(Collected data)
## Begin

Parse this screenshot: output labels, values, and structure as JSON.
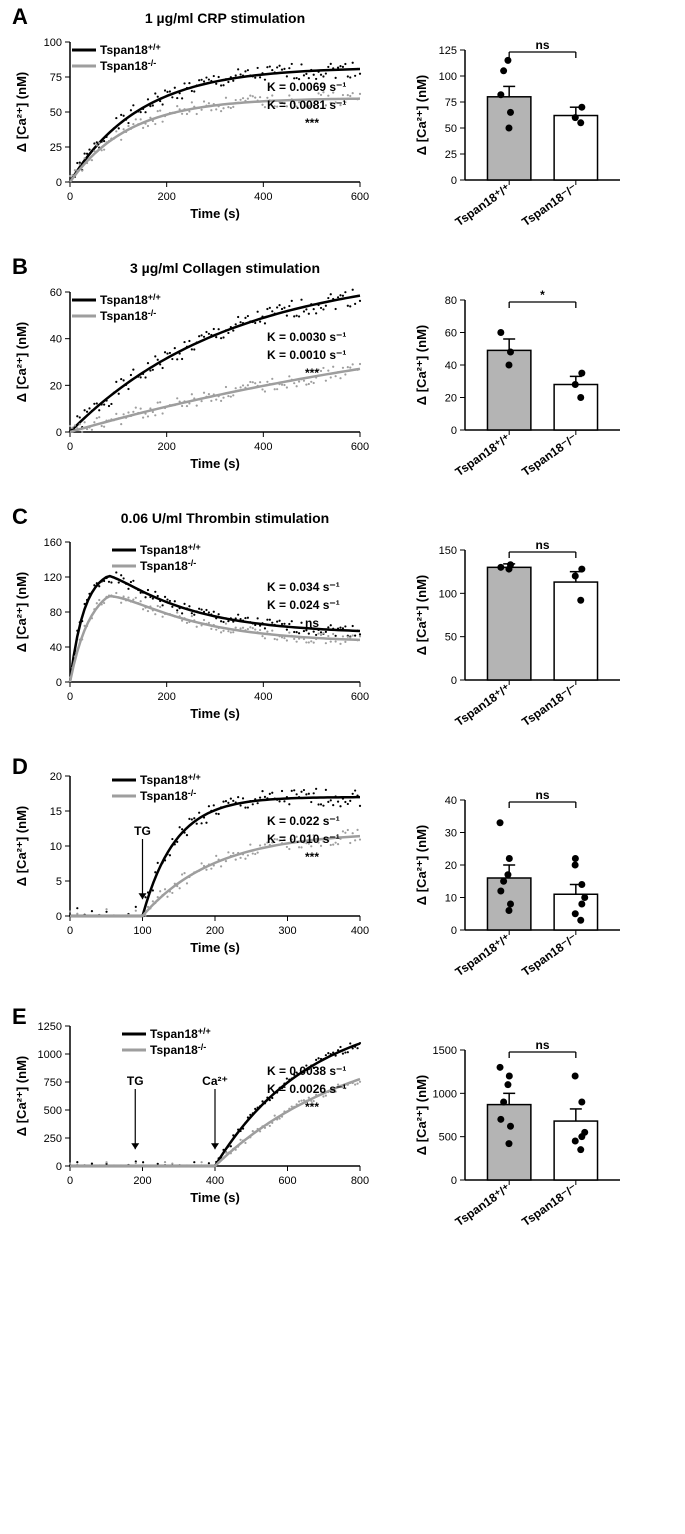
{
  "panels": [
    {
      "letter": "A",
      "title": "1 µg/ml CRP stimulation",
      "scatter": {
        "x_label": "Time (s)",
        "y_label": "Δ [Ca²⁺] (nM)",
        "xlim": [
          0,
          600
        ],
        "xtick_step": 200,
        "ylim": [
          0,
          100
        ],
        "ytick_step": 25,
        "series": [
          {
            "name": "Tspan18+/+",
            "color": "#000000",
            "plateau": 82,
            "k": 0.0069,
            "k_text": "K = 0.0069 s⁻¹",
            "scatter_noise": 6
          },
          {
            "name": "Tspan18-/-",
            "color": "#9e9e9e",
            "plateau": 60,
            "k": 0.0081,
            "k_text": "K = 0.0081 s⁻¹",
            "scatter_noise": 5
          }
        ],
        "sig_text": "***",
        "legend_pos": {
          "x": 80,
          "y": 18
        }
      },
      "bar": {
        "y_label": "Δ [Ca²⁺] (nM)",
        "ylim": [
          0,
          125
        ],
        "ytick_step": 25,
        "groups": [
          {
            "label": "Tspan18⁺/⁺",
            "mean": 80,
            "sem": 10,
            "points": [
              50,
              65,
              82,
              105,
              115
            ],
            "fill": "#b4b4b4",
            "dot_color": "#000000"
          },
          {
            "label": "Tspan18⁻/⁻",
            "mean": 62,
            "sem": 8,
            "points": [
              55,
              60,
              70
            ],
            "fill": "#ffffff",
            "dot_color": "#000000"
          }
        ],
        "sig_text": "ns"
      }
    },
    {
      "letter": "B",
      "title": "3 µg/ml Collagen stimulation",
      "scatter": {
        "x_label": "Time (s)",
        "y_label": "Δ [Ca²⁺] (nM)",
        "xlim": [
          0,
          600
        ],
        "xtick_step": 200,
        "ylim": [
          0,
          60
        ],
        "ytick_step": 20,
        "series": [
          {
            "name": "Tspan18+/+",
            "color": "#000000",
            "plateau": 70,
            "k": 0.003,
            "k_text": "K = 0.0030 s⁻¹",
            "scatter_noise": 4
          },
          {
            "name": "Tspan18-/-",
            "color": "#9e9e9e",
            "plateau": 60,
            "k": 0.001,
            "k_text": "K = 0.0010 s⁻¹",
            "scatter_noise": 3
          }
        ],
        "sig_text": "***",
        "legend_pos": {
          "x": 80,
          "y": 18
        }
      },
      "bar": {
        "y_label": "Δ [Ca²⁺] (nM)",
        "ylim": [
          0,
          80
        ],
        "ytick_step": 20,
        "groups": [
          {
            "label": "Tspan18⁺/⁺",
            "mean": 49,
            "sem": 7,
            "points": [
              40,
              48,
              60
            ],
            "fill": "#b4b4b4",
            "dot_color": "#000000"
          },
          {
            "label": "Tspan18⁻/⁻",
            "mean": 28,
            "sem": 5,
            "points": [
              20,
              28,
              35
            ],
            "fill": "#ffffff",
            "dot_color": "#000000"
          }
        ],
        "sig_text": "*"
      }
    },
    {
      "letter": "C",
      "title": "0.06 U/ml Thrombin stimulation",
      "scatter": {
        "x_label": "Time (s)",
        "y_label": "Δ [Ca²⁺] (nM)",
        "xlim": [
          0,
          600
        ],
        "xtick_step": 200,
        "ylim": [
          0,
          160
        ],
        "ytick_step": 40,
        "series_type": "peak_decay",
        "series": [
          {
            "name": "Tspan18+/+",
            "color": "#000000",
            "peak": 130,
            "k": 0.034,
            "k_text": "K = 0.034 s⁻¹",
            "decay_to": 55,
            "scatter_noise": 7
          },
          {
            "name": "Tspan18-/-",
            "color": "#9e9e9e",
            "peak": 115,
            "k": 0.024,
            "k_text": "K = 0.024 s⁻¹",
            "decay_to": 45,
            "scatter_noise": 6
          }
        ],
        "sig_text": "ns",
        "legend_pos": {
          "x": 120,
          "y": 18
        }
      },
      "bar": {
        "y_label": "Δ [Ca²⁺] (nM)",
        "ylim": [
          0,
          150
        ],
        "ytick_step": 50,
        "groups": [
          {
            "label": "Tspan18⁺/⁺",
            "mean": 130,
            "sem": 4,
            "points": [
              128,
              133,
              130
            ],
            "fill": "#b4b4b4",
            "dot_color": "#000000"
          },
          {
            "label": "Tspan18⁻/⁻",
            "mean": 113,
            "sem": 12,
            "points": [
              92,
              120,
              128
            ],
            "fill": "#ffffff",
            "dot_color": "#000000"
          }
        ],
        "sig_text": "ns"
      }
    },
    {
      "letter": "D",
      "title": "",
      "scatter": {
        "x_label": "Time (s)",
        "y_label": "Δ [Ca²⁺] (nM)",
        "xlim": [
          0,
          400
        ],
        "xtick_step": 100,
        "ylim": [
          0,
          20
        ],
        "ytick_step": 5,
        "series_type": "delayed_rise",
        "delay": 100,
        "arrows": [
          {
            "x": 100,
            "label": "TG"
          }
        ],
        "series": [
          {
            "name": "Tspan18+/+",
            "color": "#000000",
            "plateau": 17,
            "k": 0.022,
            "k_text": "K = 0.022 s⁻¹",
            "scatter_noise": 1.3
          },
          {
            "name": "Tspan18-/-",
            "color": "#9e9e9e",
            "plateau": 12,
            "k": 0.01,
            "k_text": "K = 0.010 s⁻¹",
            "scatter_noise": 1.0
          }
        ],
        "sig_text": "***",
        "legend_pos": {
          "x": 120,
          "y": 14
        }
      },
      "bar": {
        "y_label": "Δ [Ca²⁺] (nM)",
        "ylim": [
          0,
          40
        ],
        "ytick_step": 10,
        "groups": [
          {
            "label": "Tspan18⁺/⁺",
            "mean": 16,
            "sem": 4,
            "points": [
              6,
              8,
              12,
              15,
              17,
              22,
              33
            ],
            "fill": "#b4b4b4",
            "dot_color": "#000000"
          },
          {
            "label": "Tspan18⁻/⁻",
            "mean": 11,
            "sem": 3,
            "points": [
              3,
              5,
              8,
              10,
              14,
              20,
              22
            ],
            "fill": "#ffffff",
            "dot_color": "#000000"
          }
        ],
        "sig_text": "ns"
      }
    },
    {
      "letter": "E",
      "title": "",
      "scatter": {
        "x_label": "Time (s)",
        "y_label": "Δ [Ca²⁺] (nM)",
        "xlim": [
          0,
          800
        ],
        "xtick_step": 200,
        "ylim": [
          0,
          1250
        ],
        "ytick_step": 250,
        "series_type": "delayed_rise",
        "delay": 400,
        "arrows": [
          {
            "x": 180,
            "label": "TG"
          },
          {
            "x": 400,
            "label": "Ca²⁺"
          }
        ],
        "series": [
          {
            "name": "Tspan18+/+",
            "color": "#000000",
            "plateau": 1400,
            "k": 0.0038,
            "k_text": "K = 0.0038 s⁻¹",
            "scatter_noise": 40
          },
          {
            "name": "Tspan18-/-",
            "color": "#9e9e9e",
            "plateau": 1200,
            "k": 0.0026,
            "k_text": "K = 0.0026 s⁻¹",
            "scatter_noise": 35
          }
        ],
        "sig_text": "***",
        "legend_pos": {
          "x": 130,
          "y": 18
        }
      },
      "bar": {
        "y_label": "Δ [Ca²⁺] (nM)",
        "ylim": [
          0,
          1500
        ],
        "ytick_step": 500,
        "groups": [
          {
            "label": "Tspan18⁺/⁺",
            "mean": 870,
            "sem": 130,
            "points": [
              420,
              620,
              700,
              900,
              1100,
              1200,
              1300
            ],
            "fill": "#b4b4b4",
            "dot_color": "#000000"
          },
          {
            "label": "Tspan18⁻/⁻",
            "mean": 680,
            "sem": 140,
            "points": [
              350,
              450,
              500,
              550,
              900,
              1200
            ],
            "fill": "#ffffff",
            "dot_color": "#000000"
          }
        ],
        "sig_text": "ns"
      }
    }
  ],
  "colors": {
    "axis": "#000000",
    "bg": "#ffffff"
  }
}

## End

● **INSTRUCTIONS TO FOLLOW**: Select every line in the records above that contains the word "plateau".

● **RIGHT ANSWER**:
            "plateau": 82,
            "plateau": 60,
            "plateau": 70,
            "plateau": 60,
            "plateau": 17,
            "plateau": 12,
            "plateau": 1400,
            "plateau": 1200,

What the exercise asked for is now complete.